%%

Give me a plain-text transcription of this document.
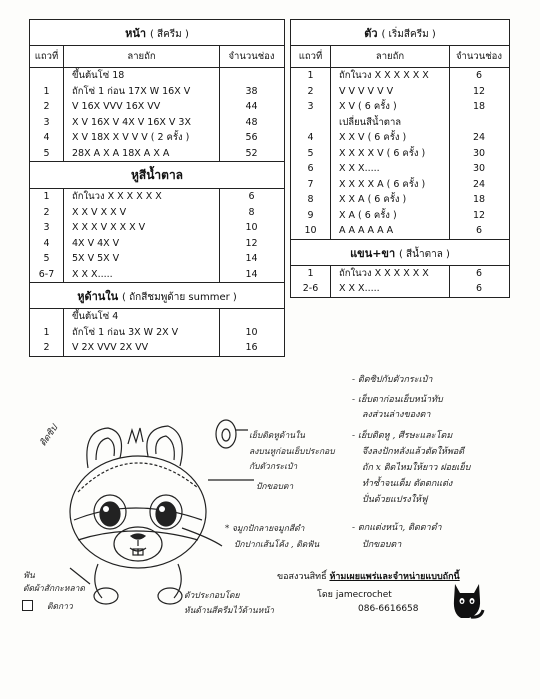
หน้า ( สีครีม )
แถวที่	ลายถัก	จำนวนช่อง
ขึ้นต้นโซ่ 18
1	ถักโซ่ 1 ก่อน 17X W 16X V	38
2	V 16X VVV 16X VV	44
3	X V 16X V 4X V 16X V 3X	48
4	X V 18X X V V V ( 2 ครั้ง )	56
5	28X A X A 18X A X A	52
หูสีน้ำตาล
1	ถักในวง X X X X X X	6
2	X X V X X V	8
3	X X X V X X X V	10
4	4X V 4X V	12
5	5X V 5X V	14
6-7	X X X.....	14
หูด้านใน ( ถักสีชมพูด้าย summer )
ขึ้นต้นโซ่ 4
1	ถักโซ่ 1 ก่อน 3X W 2X V	10
2	V 2X VVV 2X VV	16
ตัว ( เริ่มสีครีม )
แถวที่	ลายถัก	จำนวนช่อง
1	ถักในวง X X X X X X	6
2	V V V V V V	12
3	X V ( 6 ครั้ง )	18
เปลี่ยนสีน้ำตาล
4	X X V ( 6 ครั้ง )	24
5	X X X X V ( 6 ครั้ง )	30
6	X X X.....	30
7	X X X X A ( 6 ครั้ง )	24
8	X X A ( 6 ครั้ง )	18
9	X A ( 6 ครั้ง )	12
10	A A A A A A	6
แขน+ขา ( สีน้ำตาล )
1	ถักในวง X X X X X X	6
2-6	X X X.....	6
- ติดซิปกับตัวกระเป๋า
- เย็บตาก่อนเย็บหน้าทับ
ลงส่วนล่างของตา
- เย็บติดหู , ศีรษะและโดม
จึงลงปักหลังแล้วตัดให้พอดี
ถัก x ติดไหมให้ยาว ฝอยเย็บ
ทำซ้ำจนเต็ม ตัดตกแต่ง
ปั่นด้วยแปรงให้ฟู
- ตกแต่งหน้า, ติดตาดำ
ปักขอบตา
ติดซิป	เย็บติดหูด้านใน
ลงบนหูก่อนเย็บประกอบ
กับตัวกระเป๋า
ปักขอบตา
* จมูกปักลายจมูกสีดำ
ปักปากเส้นโค้ง , ติดฟัน
ฟัน
ตัดผ้าสักกะหลาด
ตัวประกอบโดย
หันด้านสีครีมไว้ด้านหน้า
ติดกาว
ขอสงวนสิทธิ์ ห้ามเผยแพร่และจำหน่ายแบบถักนี้
โดย jamecrochet
086-6616658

%%

> EXERCISE OBJECTIVE: Reproduce all of the material above word for word. Omit the pictures.

> ANSWER TO THIS PROBLEM:
Give me a plain-text transcription of this document.
หน้า ( สีครีม )
แถวที่	ลายถัก	จำนวนช่อง
ขึ้นต้นโซ่ 18
1	ถักโซ่ 1 ก่อน 17X W 16X V	38
2	V 16X VVV 16X VV	44
3	X V 16X V 4X V 16X V 3X	48
4	X V 18X X V V V ( 2 ครั้ง )	56
5	28X A X A 18X A X A	52
หูสีน้ำตาล
1	ถักในวง X X X X X X	6
2	X X V X X V	8
3	X X X V X X X V	10
4	4X V 4X V	12
5	5X V 5X V	14
6-7	X X X.....	14
หูด้านใน ( ถักสีชมพูด้าย summer )
ขึ้นต้นโซ่ 4
1	ถักโซ่ 1 ก่อน 3X W 2X V	10
2	V 2X VVV 2X VV	16
ตัว ( เริ่มสีครีม )
แถวที่	ลายถัก	จำนวนช่อง
1	ถักในวง X X X X X X	6
2	V V V V V V	12
3	X V ( 6 ครั้ง )	18
เปลี่ยนสีน้ำตาล
4	X X V ( 6 ครั้ง )	24
5	X X X X V ( 6 ครั้ง )	30
6	X X X.....	30
7	X X X X A ( 6 ครั้ง )	24
8	X X A ( 6 ครั้ง )	18
9	X A ( 6 ครั้ง )	12
10	A A A A A A	6
แขน+ขา ( สีน้ำตาล )
1	ถักในวง X X X X X X	6
2-6	X X X.....	6
- ติดซิปกับตัวกระเป๋า
- เย็บตาก่อนเย็บหน้าทับ
ลงส่วนล่างของตา
- เย็บติดหู , ศีรษะและโดม
จึงลงปักหลังแล้วตัดให้พอดี
ถัก x ติดไหมให้ยาว ฝอยเย็บ
ทำซ้ำจนเต็ม ตัดตกแต่ง
ปั่นด้วยแปรงให้ฟู
- ตกแต่งหน้า, ติดตาดำ
ปักขอบตา
ติดซิป	เย็บติดหูด้านใน
ลงบนหูก่อนเย็บประกอบ
กับตัวกระเป๋า
ปักขอบตา
* จมูกปักลายจมูกสีดำ
ปักปากเส้นโค้ง , ติดฟัน
ฟัน
ตัดผ้าสักกะหลาด
ตัวประกอบโดย
หันด้านสีครีมไว้ด้านหน้า
ติดกาว
ขอสงวนสิทธิ์ ห้ามเผยแพร่และจำหน่ายแบบถักนี้
โดย jamecrochet
086-6616658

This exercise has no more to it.